(Figure dataset records)
┌──
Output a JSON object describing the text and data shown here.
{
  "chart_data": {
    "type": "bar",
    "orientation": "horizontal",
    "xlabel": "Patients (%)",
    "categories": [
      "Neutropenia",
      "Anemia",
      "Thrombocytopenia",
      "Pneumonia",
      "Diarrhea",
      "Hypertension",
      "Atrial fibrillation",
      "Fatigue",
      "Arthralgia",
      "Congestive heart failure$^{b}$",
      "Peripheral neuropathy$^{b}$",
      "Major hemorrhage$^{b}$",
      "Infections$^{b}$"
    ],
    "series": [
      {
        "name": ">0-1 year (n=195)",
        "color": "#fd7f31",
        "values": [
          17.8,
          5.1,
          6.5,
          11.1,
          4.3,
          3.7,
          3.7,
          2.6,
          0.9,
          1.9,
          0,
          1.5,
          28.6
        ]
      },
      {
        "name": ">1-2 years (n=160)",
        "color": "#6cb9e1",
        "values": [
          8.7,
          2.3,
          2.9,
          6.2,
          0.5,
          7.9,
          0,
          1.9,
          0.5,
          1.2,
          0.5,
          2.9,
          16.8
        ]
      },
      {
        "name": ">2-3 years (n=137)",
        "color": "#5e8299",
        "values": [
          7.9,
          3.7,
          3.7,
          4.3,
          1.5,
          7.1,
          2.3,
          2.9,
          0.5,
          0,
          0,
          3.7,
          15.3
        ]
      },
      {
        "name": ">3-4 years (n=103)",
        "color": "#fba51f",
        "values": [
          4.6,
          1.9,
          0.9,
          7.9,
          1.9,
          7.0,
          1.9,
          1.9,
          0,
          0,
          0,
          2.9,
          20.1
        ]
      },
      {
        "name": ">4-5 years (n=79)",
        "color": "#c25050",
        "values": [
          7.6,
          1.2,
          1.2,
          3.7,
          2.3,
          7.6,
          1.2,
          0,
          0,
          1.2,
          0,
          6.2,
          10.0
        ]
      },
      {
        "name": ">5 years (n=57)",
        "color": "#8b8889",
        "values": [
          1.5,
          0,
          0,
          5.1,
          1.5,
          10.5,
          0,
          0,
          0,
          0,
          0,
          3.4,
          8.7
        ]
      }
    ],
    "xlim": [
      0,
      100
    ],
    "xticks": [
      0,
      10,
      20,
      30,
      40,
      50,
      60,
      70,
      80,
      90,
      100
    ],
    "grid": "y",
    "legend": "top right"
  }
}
└──
◆ PROBLEM TO SOLVE
What you write must match the records above exactly, line for line.

◆ SOLUTION FOR THIS EXERCISE
Output a JSON object describing the text and data shown here.
{
  "chart_data": {
    "type": "bar",
    "orientation": "horizontal",
    "xlabel": "Patients (%)",
    "categories": [
      "Neutropenia",
      "Anemia",
      "Thrombocytopenia",
      "Pneumonia",
      "Diarrhea",
      "Hypertension",
      "Atrial fibrillation",
      "Fatigue",
      "Arthralgia",
      "Congestive heart failure$^{b}$",
      "Peripheral neuropathy$^{b}$",
      "Major hemorrhage$^{b}$",
      "Infections$^{b}$"
    ],
    "series": [
      {
        "name": ">0-1 year (n=195)",
        "color": "#fd7f31",
        "values": [
          17.8,
          5.1,
          6.5,
          11.1,
          4.3,
          3.7,
          3.7,
          2.6,
          0.9,
          1.9,
          0,
          1.5,
          28.6
        ]
      },
      {
        "name": ">1-2 years (n=160)",
        "color": "#6cb9e1",
        "values": [
          8.7,
          2.3,
          2.9,
          6.2,
          0.5,
          7.9,
          0,
          1.9,
          0.5,
          1.2,
          0.5,
          2.9,
          16.8
        ]
      },
      {
        "name": ">2-3 years (n=137)",
        "color": "#5e8299",
        "values": [
          7.9,
          3.7,
          3.7,
          4.3,
          1.5,
          7.1,
          2.3,
          2.9,
          0.5,
          0,
          0,
          3.7,
          15.3
        ]
      },
      {
        "name": ">3-4 years (n=103)",
        "color": "#fba51f",
        "values": [
          4.6,
          1.9,
          0.9,
          7.9,
          1.9,
          7.0,
          1.9,
          1.9,
          0,
          0,
          0,
          2.9,
          20.1
        ]
      },
      {
        "name": ">4-5 years (n=79)",
        "color": "#c25050",
        "values": [
          7.6,
          1.2,
          1.2,
          3.7,
          2.3,
          7.6,
          1.2,
          0,
          0,
          1.2,
          0,
          6.2,
          10.0
        ]
      },
      {
        "name": ">5 years (n=57)",
        "color": "#8b8889",
        "values": [
          1.5,
          0,
          0,
          5.1,
          1.5,
          10.5,
          0,
          0,
          0,
          0,
          0,
          3.4,
          8.7
        ]
      }
    ],
    "xlim": [
      0,
      100
    ],
    "xticks": [
      0,
      10,
      20,
      30,
      40,
      50,
      60,
      70,
      80,
      90,
      100
    ],
    "grid": "y",
    "legend": "top right"
  }
}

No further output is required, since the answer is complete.